» **WRITTEN EXERCISE**: Repeat each line of the material below exactly as it appears, minus any pictures.

» **TASK INPUT**:
######
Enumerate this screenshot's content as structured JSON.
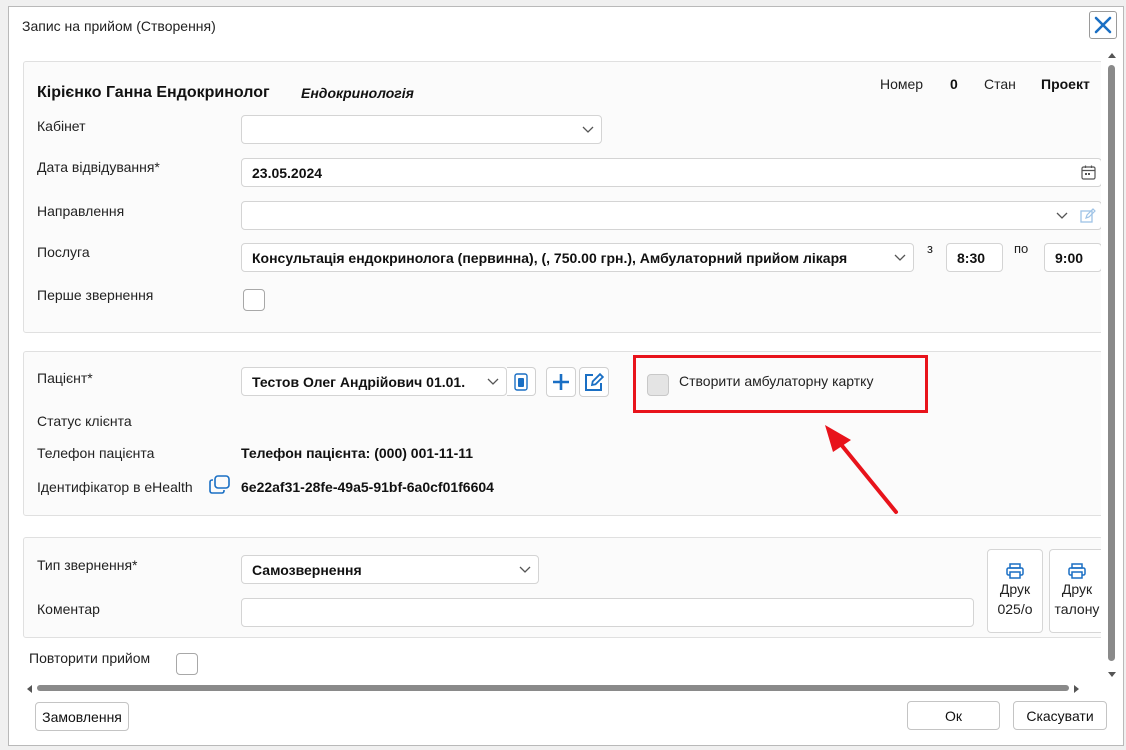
{
  "window": {
    "title": "Запис на прийом (Створення)"
  },
  "header": {
    "doctor_name": "Кірієнко Ганна Ендокринолог",
    "specialty": "Ендокринологія",
    "number_label": "Номер",
    "number_value": "0",
    "state_label": "Стан",
    "state_value": "Проект"
  },
  "form": {
    "cabinet": {
      "label": "Кабінет",
      "value": ""
    },
    "visit_date": {
      "label": "Дата відвідування*",
      "value": "23.05.2024"
    },
    "referral": {
      "label": "Направлення",
      "value": ""
    },
    "service": {
      "label": "Послуга",
      "value": "Консультація ендокринолога (первинна), (, 750.00 грн.), Амбулаторний прийом лікаря",
      "from_label": "з",
      "from_value": "8:30",
      "to_label": "по",
      "to_value": "9:00"
    },
    "first_visit": {
      "label": "Перше звернення",
      "checked": false
    }
  },
  "patient": {
    "label": "Пацієнт*",
    "value": "Тестов Олег Андрійович 01.01.",
    "create_card_label": "Створити амбулаторну картку",
    "client_status_label": "Статус клієнта",
    "phone_label": "Телефон пацієнта",
    "phone_value": "Телефон пацієнта: (000) 001-11-11",
    "ehealth_label": "Ідентифікатор в eHealth",
    "ehealth_value": "6e22af31-28fe-49a5-91bf-6a0cf01f6604"
  },
  "appeal": {
    "type_label": "Тип звернення*",
    "type_value": "Самозвернення",
    "comment_label": "Коментар",
    "comment_value": "",
    "print_025": {
      "line1": "Друк",
      "line2": "025/о"
    },
    "print_ticket": {
      "line1": "Друк",
      "line2": "талону"
    }
  },
  "repeat": {
    "label": "Повторити прийом",
    "checked": false
  },
  "footer": {
    "order_label": "Замовлення",
    "ok_label": "Ок",
    "cancel_label": "Скасувати"
  },
  "colors": {
    "accent": "#1a6fc4",
    "highlight": "#e8131b"
  },
  "icons": {
    "close": "close-icon",
    "chevron": "chevron-down-icon",
    "calendar": "calendar-icon",
    "edit": "edit-icon",
    "card": "card-icon",
    "plus": "plus-icon",
    "copy": "copy-icon",
    "printer": "printer-icon"
  }
}
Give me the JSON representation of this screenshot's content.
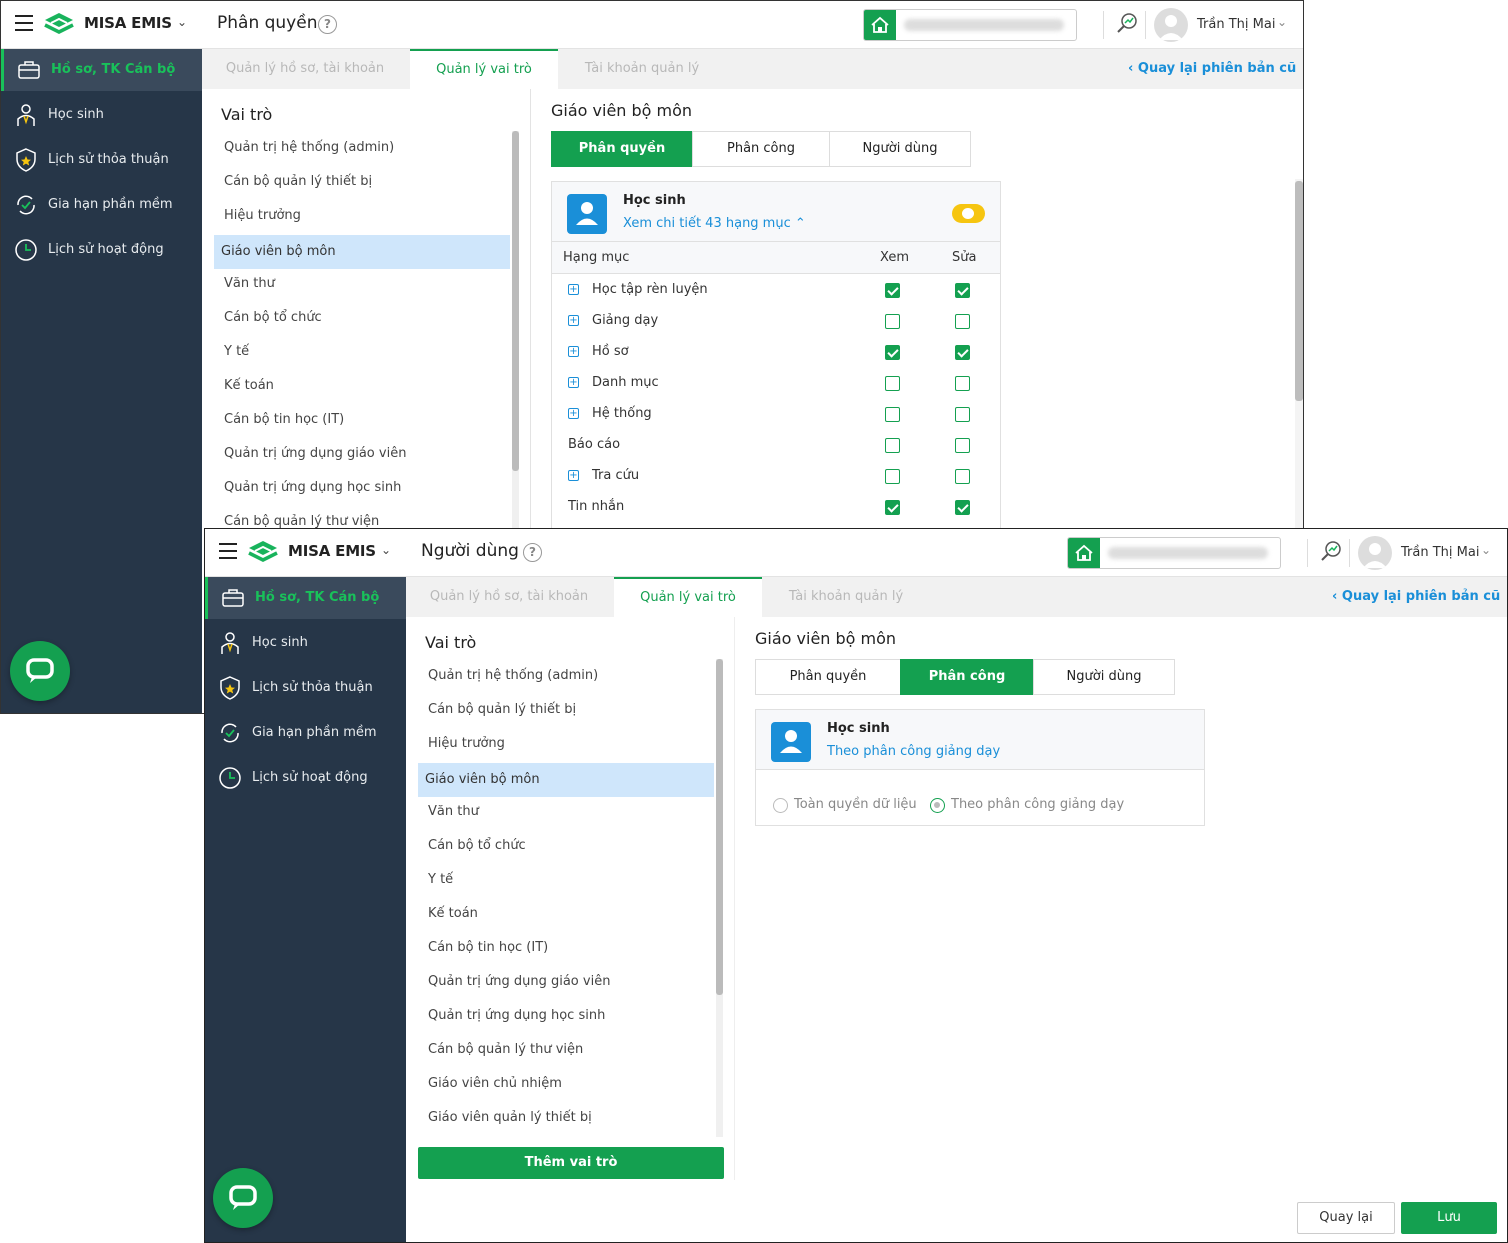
{
  "app": {
    "brand": "MISA EMIS",
    "user_name": "Trần Thị Mai"
  },
  "sidebar": {
    "items": [
      {
        "label": "Hồ sơ, TK Cán bộ",
        "icon": "briefcase-icon"
      },
      {
        "label": "Học sinh",
        "icon": "student-icon"
      },
      {
        "label": "Lịch sử thỏa thuận",
        "icon": "shield-star-icon"
      },
      {
        "label": "Gia hạn phần mềm",
        "icon": "renew-icon"
      },
      {
        "label": "Lịch sử hoạt động",
        "icon": "clock-icon"
      }
    ]
  },
  "tabs": [
    "Quản lý hồ sơ, tài khoản",
    "Quản lý vai trò",
    "Tài khoản quản lý"
  ],
  "back_link": "Quay lại phiên bản cũ",
  "roles_title": "Vai trò",
  "roles": [
    "Quản trị hệ thống (admin)",
    "Cán bộ quản lý thiết bị",
    "Hiệu trưởng",
    "Giáo viên bộ môn",
    "Văn thư",
    "Cán bộ tổ chức",
    "Y tế",
    "Kế toán",
    "Cán bộ tin học (IT)",
    "Quản trị ứng dụng giáo viên",
    "Quản trị ứng dụng học sinh",
    "Cán bộ quản lý thư viện",
    "Giáo viên chủ nhiệm",
    "Giáo viên quản lý thiết bị"
  ],
  "role_title": "Giáo viên bộ môn",
  "segments": [
    "Phân quyền",
    "Phân công",
    "Người dùng"
  ],
  "win1": {
    "page_title": "Phân quyền",
    "card": {
      "name": "Học sinh",
      "sub": "Xem chi tiết 43 hạng mục ⌃"
    },
    "table_headers": [
      "Hạng mục",
      "Xem",
      "Sửa"
    ],
    "rows": [
      {
        "name": "Học tập rèn luyện",
        "expandable": true,
        "view": true,
        "edit": true
      },
      {
        "name": "Giảng dạy",
        "expandable": true,
        "view": false,
        "edit": false
      },
      {
        "name": "Hồ sơ",
        "expandable": true,
        "view": true,
        "edit": true
      },
      {
        "name": "Danh mục",
        "expandable": true,
        "view": false,
        "edit": false
      },
      {
        "name": "Hệ thống",
        "expandable": true,
        "view": false,
        "edit": false
      },
      {
        "name": "Báo cáo",
        "expandable": false,
        "view": false,
        "edit": false
      },
      {
        "name": "Tra cứu",
        "expandable": true,
        "view": false,
        "edit": false
      },
      {
        "name": "Tin nhắn",
        "expandable": false,
        "view": true,
        "edit": true
      }
    ]
  },
  "win2": {
    "page_title": "Người dùng",
    "card": {
      "name": "Học sinh",
      "sub": "Theo phân công giảng dạy"
    },
    "options": [
      "Toàn quyền dữ liệu",
      "Theo phân công giảng dạy"
    ],
    "selected_option": "Theo phân công giảng dạy",
    "add_role_button": "Thêm vai trò",
    "back_button": "Quay lại",
    "save_button": "Lưu"
  },
  "colors": {
    "accent": "#14a050",
    "sidebar": "#263648",
    "link": "#1a8fd8",
    "toggle": "#f6c510"
  }
}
######
» **SOLVED EXERCISE**:
Enumerate this screenshot's content as structured JSON.
{
  "window": {
    "title": "Запис на прийом (Створення)"
  },
  "header": {
    "doctor_name": "Кірієнко Ганна Ендокринолог",
    "specialty": "Ендокринологія",
    "number_label": "Номер",
    "number_value": "0",
    "state_label": "Стан",
    "state_value": "Проект"
  },
  "form": {
    "cabinet": {
      "label": "Кабінет",
      "value": ""
    },
    "visit_date": {
      "label": "Дата відвідування*",
      "value": "23.05.2024"
    },
    "referral": {
      "label": "Направлення",
      "value": ""
    },
    "service": {
      "label": "Послуга",
      "value": "Консультація ендокринолога (первинна), (, 750.00 грн.), Амбулаторний прийом лікаря",
      "from_label": "з",
      "from_value": "8:30",
      "to_label": "по",
      "to_value": "9:00"
    },
    "first_visit": {
      "label": "Перше звернення",
      "checked": false
    }
  },
  "patient": {
    "label": "Пацієнт*",
    "value": "Тестов Олег Андрійович 01.01.",
    "create_card_label": "Створити амбулаторну картку",
    "client_status_label": "Статус клієнта",
    "phone_label": "Телефон пацієнта",
    "phone_value": "Телефон пацієнта: (000) 001-11-11",
    "ehealth_label": "Ідентифікатор в eHealth",
    "ehealth_value": "6e22af31-28fe-49a5-91bf-6a0cf01f6604"
  },
  "appeal": {
    "type_label": "Тип звернення*",
    "type_value": "Самозвернення",
    "comment_label": "Коментар",
    "comment_value": "",
    "print_025": {
      "line1": "Друк",
      "line2": "025/о"
    },
    "print_ticket": {
      "line1": "Друк",
      "line2": "талону"
    }
  },
  "repeat": {
    "label": "Повторити прийом",
    "checked": false
  },
  "footer": {
    "order_label": "Замовлення",
    "ok_label": "Ок",
    "cancel_label": "Скасувати"
  },
  "colors": {
    "accent": "#1a6fc4",
    "highlight": "#e8131b"
  },
  "icons": {
    "close": "close-icon",
    "chevron": "chevron-down-icon",
    "calendar": "calendar-icon",
    "edit": "edit-icon",
    "card": "card-icon",
    "plus": "plus-icon",
    "copy": "copy-icon",
    "printer": "printer-icon"
  }
}
Give me the JSON representation of this screenshot's content.
{
  "app": {
    "brand": "MISA EMIS",
    "user_name": "Trần Thị Mai"
  },
  "sidebar": {
    "items": [
      {
        "label": "Hồ sơ, TK Cán bộ",
        "icon": "briefcase-icon"
      },
      {
        "label": "Học sinh",
        "icon": "student-icon"
      },
      {
        "label": "Lịch sử thỏa thuận",
        "icon": "shield-star-icon"
      },
      {
        "label": "Gia hạn phần mềm",
        "icon": "renew-icon"
      },
      {
        "label": "Lịch sử hoạt động",
        "icon": "clock-icon"
      }
    ]
  },
  "tabs": [
    "Quản lý hồ sơ, tài khoản",
    "Quản lý vai trò",
    "Tài khoản quản lý"
  ],
  "back_link": "Quay lại phiên bản cũ",
  "roles_title": "Vai trò",
  "roles": [
    "Quản trị hệ thống (admin)",
    "Cán bộ quản lý thiết bị",
    "Hiệu trưởng",
    "Giáo viên bộ môn",
    "Văn thư",
    "Cán bộ tổ chức",
    "Y tế",
    "Kế toán",
    "Cán bộ tin học (IT)",
    "Quản trị ứng dụng giáo viên",
    "Quản trị ứng dụng học sinh",
    "Cán bộ quản lý thư viện",
    "Giáo viên chủ nhiệm",
    "Giáo viên quản lý thiết bị"
  ],
  "role_title": "Giáo viên bộ môn",
  "segments": [
    "Phân quyền",
    "Phân công",
    "Người dùng"
  ],
  "win1": {
    "page_title": "Phân quyền",
    "card": {
      "name": "Học sinh",
      "sub": "Xem chi tiết 43 hạng mục ⌃"
    },
    "table_headers": [
      "Hạng mục",
      "Xem",
      "Sửa"
    ],
    "rows": [
      {
        "name": "Học tập rèn luyện",
        "expandable": true,
        "view": true,
        "edit": true
      },
      {
        "name": "Giảng dạy",
        "expandable": true,
        "view": false,
        "edit": false
      },
      {
        "name": "Hồ sơ",
        "expandable": true,
        "view": true,
        "edit": true
      },
      {
        "name": "Danh mục",
        "expandable": true,
        "view": false,
        "edit": false
      },
      {
        "name": "Hệ thống",
        "expandable": true,
        "view": false,
        "edit": false
      },
      {
        "name": "Báo cáo",
        "expandable": false,
        "view": false,
        "edit": false
      },
      {
        "name": "Tra cứu",
        "expandable": true,
        "view": false,
        "edit": false
      },
      {
        "name": "Tin nhắn",
        "expandable": false,
        "view": true,
        "edit": true
      }
    ]
  },
  "win2": {
    "page_title": "Người dùng",
    "card": {
      "name": "Học sinh",
      "sub": "Theo phân công giảng dạy"
    },
    "options": [
      "Toàn quyền dữ liệu",
      "Theo phân công giảng dạy"
    ],
    "selected_option": "Theo phân công giảng dạy",
    "add_role_button": "Thêm vai trò",
    "back_button": "Quay lại",
    "save_button": "Lưu"
  },
  "colors": {
    "accent": "#14a050",
    "sidebar": "#263648",
    "link": "#1a8fd8",
    "toggle": "#f6c510"
  }
}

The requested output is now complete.